Give back the full set of entries exactly, keeping each line intact.

* * * * * * * * *

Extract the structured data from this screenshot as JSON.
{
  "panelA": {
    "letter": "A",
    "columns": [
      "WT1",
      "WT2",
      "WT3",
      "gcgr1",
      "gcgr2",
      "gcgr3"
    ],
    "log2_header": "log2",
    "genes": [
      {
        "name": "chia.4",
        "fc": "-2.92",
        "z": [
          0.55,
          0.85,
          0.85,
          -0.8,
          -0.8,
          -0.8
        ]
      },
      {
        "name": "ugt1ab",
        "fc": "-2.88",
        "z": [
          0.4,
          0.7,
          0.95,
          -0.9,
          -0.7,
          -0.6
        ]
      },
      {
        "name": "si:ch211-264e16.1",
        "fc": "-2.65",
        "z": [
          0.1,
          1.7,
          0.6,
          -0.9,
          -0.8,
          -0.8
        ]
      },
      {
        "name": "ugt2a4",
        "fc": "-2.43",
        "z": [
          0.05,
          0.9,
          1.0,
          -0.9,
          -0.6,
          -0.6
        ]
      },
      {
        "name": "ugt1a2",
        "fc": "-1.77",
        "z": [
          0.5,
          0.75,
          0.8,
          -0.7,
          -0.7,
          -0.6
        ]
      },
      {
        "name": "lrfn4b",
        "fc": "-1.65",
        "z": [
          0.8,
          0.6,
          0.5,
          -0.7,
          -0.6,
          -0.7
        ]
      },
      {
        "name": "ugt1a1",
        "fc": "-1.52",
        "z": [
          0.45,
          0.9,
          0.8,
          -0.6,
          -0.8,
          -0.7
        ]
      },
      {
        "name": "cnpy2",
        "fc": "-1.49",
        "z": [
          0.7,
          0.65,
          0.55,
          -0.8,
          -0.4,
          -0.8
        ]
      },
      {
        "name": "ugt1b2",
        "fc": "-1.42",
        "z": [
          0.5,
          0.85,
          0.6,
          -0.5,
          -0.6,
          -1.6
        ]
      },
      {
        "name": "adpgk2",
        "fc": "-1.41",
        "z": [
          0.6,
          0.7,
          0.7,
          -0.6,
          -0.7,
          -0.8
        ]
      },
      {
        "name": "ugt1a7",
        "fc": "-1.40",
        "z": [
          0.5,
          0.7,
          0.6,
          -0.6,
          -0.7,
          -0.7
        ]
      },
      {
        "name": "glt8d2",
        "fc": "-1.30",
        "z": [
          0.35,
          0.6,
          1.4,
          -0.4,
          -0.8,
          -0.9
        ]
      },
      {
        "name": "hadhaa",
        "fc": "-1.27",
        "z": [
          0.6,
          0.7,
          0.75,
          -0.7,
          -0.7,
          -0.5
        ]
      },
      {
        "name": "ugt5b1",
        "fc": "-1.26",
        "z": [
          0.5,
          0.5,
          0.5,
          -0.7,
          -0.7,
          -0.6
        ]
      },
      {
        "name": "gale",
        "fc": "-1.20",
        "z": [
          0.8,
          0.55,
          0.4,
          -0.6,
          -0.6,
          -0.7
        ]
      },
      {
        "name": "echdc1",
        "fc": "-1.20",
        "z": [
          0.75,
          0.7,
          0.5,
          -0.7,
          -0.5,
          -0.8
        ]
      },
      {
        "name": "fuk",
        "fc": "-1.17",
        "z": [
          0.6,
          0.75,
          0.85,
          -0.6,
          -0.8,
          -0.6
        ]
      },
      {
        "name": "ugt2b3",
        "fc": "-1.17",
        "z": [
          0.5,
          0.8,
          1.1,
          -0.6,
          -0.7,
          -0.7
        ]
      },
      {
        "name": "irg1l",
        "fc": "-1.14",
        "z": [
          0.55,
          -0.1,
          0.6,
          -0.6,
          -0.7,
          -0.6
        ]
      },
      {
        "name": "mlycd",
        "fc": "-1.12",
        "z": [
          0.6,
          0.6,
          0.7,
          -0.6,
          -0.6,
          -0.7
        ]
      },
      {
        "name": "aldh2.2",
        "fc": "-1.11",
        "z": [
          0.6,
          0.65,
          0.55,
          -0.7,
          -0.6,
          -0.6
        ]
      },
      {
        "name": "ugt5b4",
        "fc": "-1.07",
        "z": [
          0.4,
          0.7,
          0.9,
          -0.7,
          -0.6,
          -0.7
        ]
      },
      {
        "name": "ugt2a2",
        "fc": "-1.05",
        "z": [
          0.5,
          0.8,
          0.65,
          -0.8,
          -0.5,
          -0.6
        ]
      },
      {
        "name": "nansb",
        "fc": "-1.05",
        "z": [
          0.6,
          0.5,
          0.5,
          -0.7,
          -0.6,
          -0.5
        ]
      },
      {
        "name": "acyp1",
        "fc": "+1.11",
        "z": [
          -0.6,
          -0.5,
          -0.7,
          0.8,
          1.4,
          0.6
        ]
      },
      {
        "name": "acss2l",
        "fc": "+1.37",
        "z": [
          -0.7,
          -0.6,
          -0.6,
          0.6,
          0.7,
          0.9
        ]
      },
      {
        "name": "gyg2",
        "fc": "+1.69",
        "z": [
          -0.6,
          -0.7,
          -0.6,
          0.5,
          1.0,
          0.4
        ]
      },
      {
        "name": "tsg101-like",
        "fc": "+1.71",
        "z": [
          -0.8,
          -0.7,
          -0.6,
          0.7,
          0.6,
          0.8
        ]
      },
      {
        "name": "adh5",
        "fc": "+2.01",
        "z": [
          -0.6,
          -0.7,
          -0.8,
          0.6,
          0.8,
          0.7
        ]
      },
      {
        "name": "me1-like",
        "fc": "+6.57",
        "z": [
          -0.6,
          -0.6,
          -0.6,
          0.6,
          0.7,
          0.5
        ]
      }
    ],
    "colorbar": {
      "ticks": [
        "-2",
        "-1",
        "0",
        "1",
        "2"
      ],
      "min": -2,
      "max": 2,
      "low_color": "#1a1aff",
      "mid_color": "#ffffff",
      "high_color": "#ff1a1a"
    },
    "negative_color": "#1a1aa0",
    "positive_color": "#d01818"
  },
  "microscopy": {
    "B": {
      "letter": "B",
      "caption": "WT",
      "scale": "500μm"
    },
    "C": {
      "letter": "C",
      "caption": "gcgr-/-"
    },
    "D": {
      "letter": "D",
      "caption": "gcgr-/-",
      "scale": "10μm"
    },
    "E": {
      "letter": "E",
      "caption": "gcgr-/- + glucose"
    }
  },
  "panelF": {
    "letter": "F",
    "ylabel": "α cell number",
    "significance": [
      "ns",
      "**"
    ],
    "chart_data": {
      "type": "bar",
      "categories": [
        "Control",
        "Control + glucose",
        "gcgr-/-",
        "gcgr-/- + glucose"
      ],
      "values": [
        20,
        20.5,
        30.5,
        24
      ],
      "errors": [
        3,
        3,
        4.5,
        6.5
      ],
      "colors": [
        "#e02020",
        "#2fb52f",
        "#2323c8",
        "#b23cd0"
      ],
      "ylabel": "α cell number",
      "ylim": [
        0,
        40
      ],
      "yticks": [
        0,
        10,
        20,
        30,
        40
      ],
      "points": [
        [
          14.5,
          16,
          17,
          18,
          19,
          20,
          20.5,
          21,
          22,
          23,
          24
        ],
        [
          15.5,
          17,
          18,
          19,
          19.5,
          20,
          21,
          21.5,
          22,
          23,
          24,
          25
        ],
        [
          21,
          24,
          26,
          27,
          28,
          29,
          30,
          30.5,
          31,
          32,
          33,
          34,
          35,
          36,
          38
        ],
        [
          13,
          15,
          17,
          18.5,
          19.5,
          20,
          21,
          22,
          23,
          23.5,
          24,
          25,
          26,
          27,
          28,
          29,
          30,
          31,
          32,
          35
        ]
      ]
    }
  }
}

* * * * * * * * *

ANSWER TO THIS EXERCISE:
Extract the structured data from this screenshot as JSON.
{
  "panelA": {
    "letter": "A",
    "columns": [
      "WT1",
      "WT2",
      "WT3",
      "gcgr1",
      "gcgr2",
      "gcgr3"
    ],
    "log2_header": "log2",
    "genes": [
      {
        "name": "chia.4",
        "fc": "-2.92",
        "z": [
          0.55,
          0.85,
          0.85,
          -0.8,
          -0.8,
          -0.8
        ]
      },
      {
        "name": "ugt1ab",
        "fc": "-2.88",
        "z": [
          0.4,
          0.7,
          0.95,
          -0.9,
          -0.7,
          -0.6
        ]
      },
      {
        "name": "si:ch211-264e16.1",
        "fc": "-2.65",
        "z": [
          0.1,
          1.7,
          0.6,
          -0.9,
          -0.8,
          -0.8
        ]
      },
      {
        "name": "ugt2a4",
        "fc": "-2.43",
        "z": [
          0.05,
          0.9,
          1.0,
          -0.9,
          -0.6,
          -0.6
        ]
      },
      {
        "name": "ugt1a2",
        "fc": "-1.77",
        "z": [
          0.5,
          0.75,
          0.8,
          -0.7,
          -0.7,
          -0.6
        ]
      },
      {
        "name": "lrfn4b",
        "fc": "-1.65",
        "z": [
          0.8,
          0.6,
          0.5,
          -0.7,
          -0.6,
          -0.7
        ]
      },
      {
        "name": "ugt1a1",
        "fc": "-1.52",
        "z": [
          0.45,
          0.9,
          0.8,
          -0.6,
          -0.8,
          -0.7
        ]
      },
      {
        "name": "cnpy2",
        "fc": "-1.49",
        "z": [
          0.7,
          0.65,
          0.55,
          -0.8,
          -0.4,
          -0.8
        ]
      },
      {
        "name": "ugt1b2",
        "fc": "-1.42",
        "z": [
          0.5,
          0.85,
          0.6,
          -0.5,
          -0.6,
          -1.6
        ]
      },
      {
        "name": "adpgk2",
        "fc": "-1.41",
        "z": [
          0.6,
          0.7,
          0.7,
          -0.6,
          -0.7,
          -0.8
        ]
      },
      {
        "name": "ugt1a7",
        "fc": "-1.40",
        "z": [
          0.5,
          0.7,
          0.6,
          -0.6,
          -0.7,
          -0.7
        ]
      },
      {
        "name": "glt8d2",
        "fc": "-1.30",
        "z": [
          0.35,
          0.6,
          1.4,
          -0.4,
          -0.8,
          -0.9
        ]
      },
      {
        "name": "hadhaa",
        "fc": "-1.27",
        "z": [
          0.6,
          0.7,
          0.75,
          -0.7,
          -0.7,
          -0.5
        ]
      },
      {
        "name": "ugt5b1",
        "fc": "-1.26",
        "z": [
          0.5,
          0.5,
          0.5,
          -0.7,
          -0.7,
          -0.6
        ]
      },
      {
        "name": "gale",
        "fc": "-1.20",
        "z": [
          0.8,
          0.55,
          0.4,
          -0.6,
          -0.6,
          -0.7
        ]
      },
      {
        "name": "echdc1",
        "fc": "-1.20",
        "z": [
          0.75,
          0.7,
          0.5,
          -0.7,
          -0.5,
          -0.8
        ]
      },
      {
        "name": "fuk",
        "fc": "-1.17",
        "z": [
          0.6,
          0.75,
          0.85,
          -0.6,
          -0.8,
          -0.6
        ]
      },
      {
        "name": "ugt2b3",
        "fc": "-1.17",
        "z": [
          0.5,
          0.8,
          1.1,
          -0.6,
          -0.7,
          -0.7
        ]
      },
      {
        "name": "irg1l",
        "fc": "-1.14",
        "z": [
          0.55,
          -0.1,
          0.6,
          -0.6,
          -0.7,
          -0.6
        ]
      },
      {
        "name": "mlycd",
        "fc": "-1.12",
        "z": [
          0.6,
          0.6,
          0.7,
          -0.6,
          -0.6,
          -0.7
        ]
      },
      {
        "name": "aldh2.2",
        "fc": "-1.11",
        "z": [
          0.6,
          0.65,
          0.55,
          -0.7,
          -0.6,
          -0.6
        ]
      },
      {
        "name": "ugt5b4",
        "fc": "-1.07",
        "z": [
          0.4,
          0.7,
          0.9,
          -0.7,
          -0.6,
          -0.7
        ]
      },
      {
        "name": "ugt2a2",
        "fc": "-1.05",
        "z": [
          0.5,
          0.8,
          0.65,
          -0.8,
          -0.5,
          -0.6
        ]
      },
      {
        "name": "nansb",
        "fc": "-1.05",
        "z": [
          0.6,
          0.5,
          0.5,
          -0.7,
          -0.6,
          -0.5
        ]
      },
      {
        "name": "acyp1",
        "fc": "+1.11",
        "z": [
          -0.6,
          -0.5,
          -0.7,
          0.8,
          1.4,
          0.6
        ]
      },
      {
        "name": "acss2l",
        "fc": "+1.37",
        "z": [
          -0.7,
          -0.6,
          -0.6,
          0.6,
          0.7,
          0.9
        ]
      },
      {
        "name": "gyg2",
        "fc": "+1.69",
        "z": [
          -0.6,
          -0.7,
          -0.6,
          0.5,
          1.0,
          0.4
        ]
      },
      {
        "name": "tsg101-like",
        "fc": "+1.71",
        "z": [
          -0.8,
          -0.7,
          -0.6,
          0.7,
          0.6,
          0.8
        ]
      },
      {
        "name": "adh5",
        "fc": "+2.01",
        "z": [
          -0.6,
          -0.7,
          -0.8,
          0.6,
          0.8,
          0.7
        ]
      },
      {
        "name": "me1-like",
        "fc": "+6.57",
        "z": [
          -0.6,
          -0.6,
          -0.6,
          0.6,
          0.7,
          0.5
        ]
      }
    ],
    "colorbar": {
      "ticks": [
        "-2",
        "-1",
        "0",
        "1",
        "2"
      ],
      "min": -2,
      "max": 2,
      "low_color": "#1a1aff",
      "mid_color": "#ffffff",
      "high_color": "#ff1a1a"
    },
    "negative_color": "#1a1aa0",
    "positive_color": "#d01818"
  },
  "microscopy": {
    "B": {
      "letter": "B",
      "caption": "WT",
      "scale": "500μm"
    },
    "C": {
      "letter": "C",
      "caption": "gcgr-/-"
    },
    "D": {
      "letter": "D",
      "caption": "gcgr-/-",
      "scale": "10μm"
    },
    "E": {
      "letter": "E",
      "caption": "gcgr-/- + glucose"
    }
  },
  "panelF": {
    "letter": "F",
    "ylabel": "α cell number",
    "significance": [
      "ns",
      "**"
    ],
    "chart_data": {
      "type": "bar",
      "categories": [
        "Control",
        "Control + glucose",
        "gcgr-/-",
        "gcgr-/- + glucose"
      ],
      "values": [
        20,
        20.5,
        30.5,
        24
      ],
      "errors": [
        3,
        3,
        4.5,
        6.5
      ],
      "colors": [
        "#e02020",
        "#2fb52f",
        "#2323c8",
        "#b23cd0"
      ],
      "ylabel": "α cell number",
      "ylim": [
        0,
        40
      ],
      "yticks": [
        0,
        10,
        20,
        30,
        40
      ],
      "points": [
        [
          14.5,
          16,
          17,
          18,
          19,
          20,
          20.5,
          21,
          22,
          23,
          24
        ],
        [
          15.5,
          17,
          18,
          19,
          19.5,
          20,
          21,
          21.5,
          22,
          23,
          24,
          25
        ],
        [
          21,
          24,
          26,
          27,
          28,
          29,
          30,
          30.5,
          31,
          32,
          33,
          34,
          35,
          36,
          38
        ],
        [
          13,
          15,
          17,
          18.5,
          19.5,
          20,
          21,
          22,
          23,
          23.5,
          24,
          25,
          26,
          27,
          28,
          29,
          30,
          31,
          32,
          35
        ]
      ]
    }
  }
}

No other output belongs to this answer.